▶ _EXERCISE DESCRIPTION_:
Scan the entries below and extract each line with the word "JSON" in it.

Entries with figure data

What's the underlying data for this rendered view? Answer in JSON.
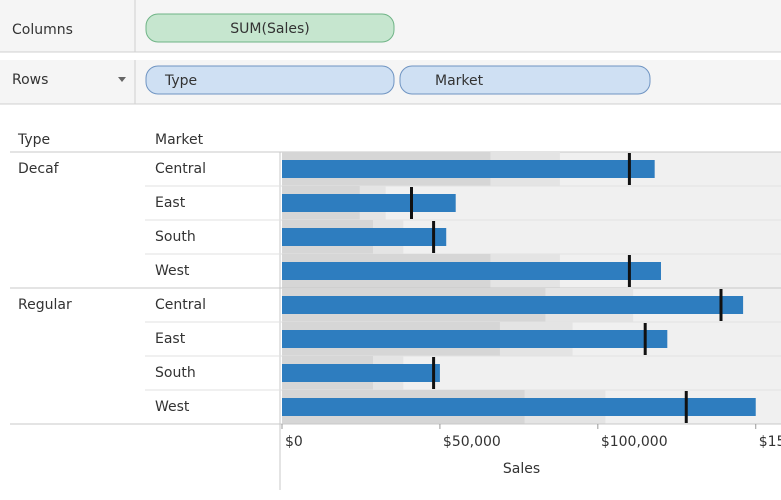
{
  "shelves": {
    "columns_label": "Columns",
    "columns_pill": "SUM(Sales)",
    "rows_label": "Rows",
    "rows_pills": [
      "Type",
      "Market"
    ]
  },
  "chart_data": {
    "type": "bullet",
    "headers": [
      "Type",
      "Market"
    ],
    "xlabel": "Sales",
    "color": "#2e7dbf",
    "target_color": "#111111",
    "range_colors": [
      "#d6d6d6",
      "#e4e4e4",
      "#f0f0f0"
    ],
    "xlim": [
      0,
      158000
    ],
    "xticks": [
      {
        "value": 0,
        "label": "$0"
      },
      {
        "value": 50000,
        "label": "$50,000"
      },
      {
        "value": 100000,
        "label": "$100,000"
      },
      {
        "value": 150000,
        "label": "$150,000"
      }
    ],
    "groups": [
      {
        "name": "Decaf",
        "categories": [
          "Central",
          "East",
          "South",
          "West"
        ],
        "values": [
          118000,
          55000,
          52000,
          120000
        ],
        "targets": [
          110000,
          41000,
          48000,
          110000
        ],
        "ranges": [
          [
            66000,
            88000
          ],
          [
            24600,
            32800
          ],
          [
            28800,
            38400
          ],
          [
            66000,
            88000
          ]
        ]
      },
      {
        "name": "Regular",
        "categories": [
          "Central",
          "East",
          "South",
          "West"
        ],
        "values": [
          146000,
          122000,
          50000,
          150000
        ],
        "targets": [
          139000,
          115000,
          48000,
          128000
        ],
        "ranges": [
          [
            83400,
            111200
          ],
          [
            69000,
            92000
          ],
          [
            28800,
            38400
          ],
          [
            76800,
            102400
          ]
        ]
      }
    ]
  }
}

* * *

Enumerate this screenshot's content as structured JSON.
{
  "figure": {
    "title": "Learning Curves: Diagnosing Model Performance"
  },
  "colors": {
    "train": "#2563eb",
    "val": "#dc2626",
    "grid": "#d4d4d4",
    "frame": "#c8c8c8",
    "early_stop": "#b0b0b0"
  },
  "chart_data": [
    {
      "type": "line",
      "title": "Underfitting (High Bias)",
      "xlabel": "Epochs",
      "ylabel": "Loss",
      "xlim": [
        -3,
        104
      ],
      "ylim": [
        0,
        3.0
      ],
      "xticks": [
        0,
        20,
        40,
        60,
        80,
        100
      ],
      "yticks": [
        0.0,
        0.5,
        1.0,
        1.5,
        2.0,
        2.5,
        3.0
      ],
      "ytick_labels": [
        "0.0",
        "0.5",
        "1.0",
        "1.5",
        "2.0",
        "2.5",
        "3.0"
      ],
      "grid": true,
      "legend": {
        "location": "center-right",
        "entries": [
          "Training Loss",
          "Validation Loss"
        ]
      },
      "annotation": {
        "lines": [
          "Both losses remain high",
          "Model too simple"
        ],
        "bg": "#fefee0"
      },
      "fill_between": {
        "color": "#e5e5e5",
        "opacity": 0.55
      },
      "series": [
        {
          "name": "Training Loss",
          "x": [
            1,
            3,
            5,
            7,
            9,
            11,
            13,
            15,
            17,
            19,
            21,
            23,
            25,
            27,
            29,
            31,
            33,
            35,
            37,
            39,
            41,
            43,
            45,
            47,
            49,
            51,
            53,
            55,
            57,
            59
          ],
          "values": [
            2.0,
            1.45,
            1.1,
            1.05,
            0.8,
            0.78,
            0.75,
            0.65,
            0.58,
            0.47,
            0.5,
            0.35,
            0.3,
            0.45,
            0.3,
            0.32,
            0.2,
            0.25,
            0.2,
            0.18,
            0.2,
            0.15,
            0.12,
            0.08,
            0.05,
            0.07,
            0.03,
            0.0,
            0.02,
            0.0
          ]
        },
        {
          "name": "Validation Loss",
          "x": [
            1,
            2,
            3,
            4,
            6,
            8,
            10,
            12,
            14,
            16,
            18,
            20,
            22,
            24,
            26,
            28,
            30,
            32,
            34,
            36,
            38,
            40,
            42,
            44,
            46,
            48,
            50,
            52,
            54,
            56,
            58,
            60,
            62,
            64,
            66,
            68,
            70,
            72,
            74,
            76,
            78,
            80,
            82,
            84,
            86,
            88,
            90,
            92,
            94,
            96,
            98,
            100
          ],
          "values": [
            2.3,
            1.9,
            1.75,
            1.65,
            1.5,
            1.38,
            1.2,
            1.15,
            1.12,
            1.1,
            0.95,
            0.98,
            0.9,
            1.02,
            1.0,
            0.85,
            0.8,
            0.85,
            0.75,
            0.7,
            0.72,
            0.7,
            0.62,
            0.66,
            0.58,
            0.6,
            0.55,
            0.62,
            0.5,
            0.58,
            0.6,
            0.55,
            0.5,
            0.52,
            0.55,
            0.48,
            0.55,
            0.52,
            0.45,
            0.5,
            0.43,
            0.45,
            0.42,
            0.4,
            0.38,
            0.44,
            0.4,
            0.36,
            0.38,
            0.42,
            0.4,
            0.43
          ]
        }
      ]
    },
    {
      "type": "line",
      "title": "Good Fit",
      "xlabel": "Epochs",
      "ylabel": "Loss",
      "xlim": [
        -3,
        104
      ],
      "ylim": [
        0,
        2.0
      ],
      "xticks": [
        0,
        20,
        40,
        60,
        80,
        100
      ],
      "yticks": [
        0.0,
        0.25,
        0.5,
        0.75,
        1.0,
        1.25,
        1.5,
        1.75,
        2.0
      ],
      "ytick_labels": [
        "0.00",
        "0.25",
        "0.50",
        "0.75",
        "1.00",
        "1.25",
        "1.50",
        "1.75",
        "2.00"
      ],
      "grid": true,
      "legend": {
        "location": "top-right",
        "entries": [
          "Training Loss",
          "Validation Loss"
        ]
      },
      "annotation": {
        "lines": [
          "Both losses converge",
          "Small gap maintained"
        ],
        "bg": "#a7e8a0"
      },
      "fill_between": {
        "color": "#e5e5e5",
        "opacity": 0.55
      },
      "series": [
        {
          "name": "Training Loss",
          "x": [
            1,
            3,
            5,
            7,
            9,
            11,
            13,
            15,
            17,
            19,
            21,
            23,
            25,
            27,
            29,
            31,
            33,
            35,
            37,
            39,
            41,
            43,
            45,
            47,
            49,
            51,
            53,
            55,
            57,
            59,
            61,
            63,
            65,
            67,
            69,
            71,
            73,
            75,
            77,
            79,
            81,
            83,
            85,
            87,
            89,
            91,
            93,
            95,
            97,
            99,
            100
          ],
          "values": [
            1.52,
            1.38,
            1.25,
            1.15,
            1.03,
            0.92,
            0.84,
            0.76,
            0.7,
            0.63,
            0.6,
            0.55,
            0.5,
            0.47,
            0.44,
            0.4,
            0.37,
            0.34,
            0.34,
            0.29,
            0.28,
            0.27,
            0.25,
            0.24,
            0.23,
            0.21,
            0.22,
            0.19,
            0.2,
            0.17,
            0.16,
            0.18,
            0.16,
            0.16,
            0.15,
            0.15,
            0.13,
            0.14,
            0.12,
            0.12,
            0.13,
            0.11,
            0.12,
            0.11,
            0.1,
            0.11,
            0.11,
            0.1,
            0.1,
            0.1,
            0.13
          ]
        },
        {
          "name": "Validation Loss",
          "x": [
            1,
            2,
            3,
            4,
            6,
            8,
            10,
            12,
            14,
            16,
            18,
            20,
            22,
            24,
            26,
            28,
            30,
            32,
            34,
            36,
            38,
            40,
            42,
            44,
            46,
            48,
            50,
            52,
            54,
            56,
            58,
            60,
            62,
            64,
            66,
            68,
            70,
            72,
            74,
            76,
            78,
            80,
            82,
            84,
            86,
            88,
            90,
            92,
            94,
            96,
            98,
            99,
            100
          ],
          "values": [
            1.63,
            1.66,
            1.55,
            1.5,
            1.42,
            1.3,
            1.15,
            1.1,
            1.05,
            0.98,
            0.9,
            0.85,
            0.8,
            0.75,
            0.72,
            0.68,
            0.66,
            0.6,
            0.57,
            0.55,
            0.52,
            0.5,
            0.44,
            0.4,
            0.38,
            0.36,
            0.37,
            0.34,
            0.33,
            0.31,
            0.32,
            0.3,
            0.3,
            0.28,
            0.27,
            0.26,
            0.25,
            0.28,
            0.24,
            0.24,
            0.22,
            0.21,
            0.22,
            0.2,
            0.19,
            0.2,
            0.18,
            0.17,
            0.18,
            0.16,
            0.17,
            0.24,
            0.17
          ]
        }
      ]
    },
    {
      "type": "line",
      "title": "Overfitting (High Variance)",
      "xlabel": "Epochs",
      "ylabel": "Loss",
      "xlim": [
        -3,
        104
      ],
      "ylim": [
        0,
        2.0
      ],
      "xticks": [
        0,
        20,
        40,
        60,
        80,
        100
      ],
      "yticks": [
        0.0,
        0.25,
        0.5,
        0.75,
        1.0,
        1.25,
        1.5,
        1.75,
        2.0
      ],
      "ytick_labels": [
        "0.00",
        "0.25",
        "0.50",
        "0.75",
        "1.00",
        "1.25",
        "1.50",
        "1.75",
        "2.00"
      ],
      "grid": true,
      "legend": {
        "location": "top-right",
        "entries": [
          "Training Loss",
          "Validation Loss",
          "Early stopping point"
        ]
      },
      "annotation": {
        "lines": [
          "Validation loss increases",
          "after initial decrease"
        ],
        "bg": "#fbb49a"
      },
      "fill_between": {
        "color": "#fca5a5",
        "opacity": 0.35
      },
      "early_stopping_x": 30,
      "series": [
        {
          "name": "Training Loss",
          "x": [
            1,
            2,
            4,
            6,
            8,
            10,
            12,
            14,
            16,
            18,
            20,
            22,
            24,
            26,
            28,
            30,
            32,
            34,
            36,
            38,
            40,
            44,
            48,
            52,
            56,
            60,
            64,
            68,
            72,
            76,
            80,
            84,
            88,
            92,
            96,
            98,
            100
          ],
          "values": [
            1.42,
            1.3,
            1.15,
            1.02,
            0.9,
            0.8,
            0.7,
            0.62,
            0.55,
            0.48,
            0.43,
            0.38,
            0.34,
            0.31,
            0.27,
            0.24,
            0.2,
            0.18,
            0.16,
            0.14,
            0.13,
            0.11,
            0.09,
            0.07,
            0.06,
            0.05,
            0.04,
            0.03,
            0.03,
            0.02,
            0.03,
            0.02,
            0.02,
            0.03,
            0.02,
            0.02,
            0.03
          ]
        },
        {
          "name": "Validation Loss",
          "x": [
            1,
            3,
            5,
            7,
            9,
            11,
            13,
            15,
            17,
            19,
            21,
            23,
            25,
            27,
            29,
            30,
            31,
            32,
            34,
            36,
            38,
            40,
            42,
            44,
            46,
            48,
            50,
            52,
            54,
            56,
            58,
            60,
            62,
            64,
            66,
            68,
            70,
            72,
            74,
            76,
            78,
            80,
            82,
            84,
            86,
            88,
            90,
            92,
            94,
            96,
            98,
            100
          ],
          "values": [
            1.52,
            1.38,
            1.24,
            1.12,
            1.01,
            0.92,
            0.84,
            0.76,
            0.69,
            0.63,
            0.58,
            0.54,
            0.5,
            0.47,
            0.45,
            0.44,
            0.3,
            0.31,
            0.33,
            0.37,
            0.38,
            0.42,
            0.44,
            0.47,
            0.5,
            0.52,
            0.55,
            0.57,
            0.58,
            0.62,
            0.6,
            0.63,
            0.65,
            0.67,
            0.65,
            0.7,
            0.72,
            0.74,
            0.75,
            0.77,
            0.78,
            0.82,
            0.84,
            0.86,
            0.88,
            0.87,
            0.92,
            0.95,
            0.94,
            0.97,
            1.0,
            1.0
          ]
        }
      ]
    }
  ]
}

▶ _EXERCISE RESULT_:
What's the underlying data for this rendered view? Answer in JSON.
Enumerate this screenshot's content as structured JSON.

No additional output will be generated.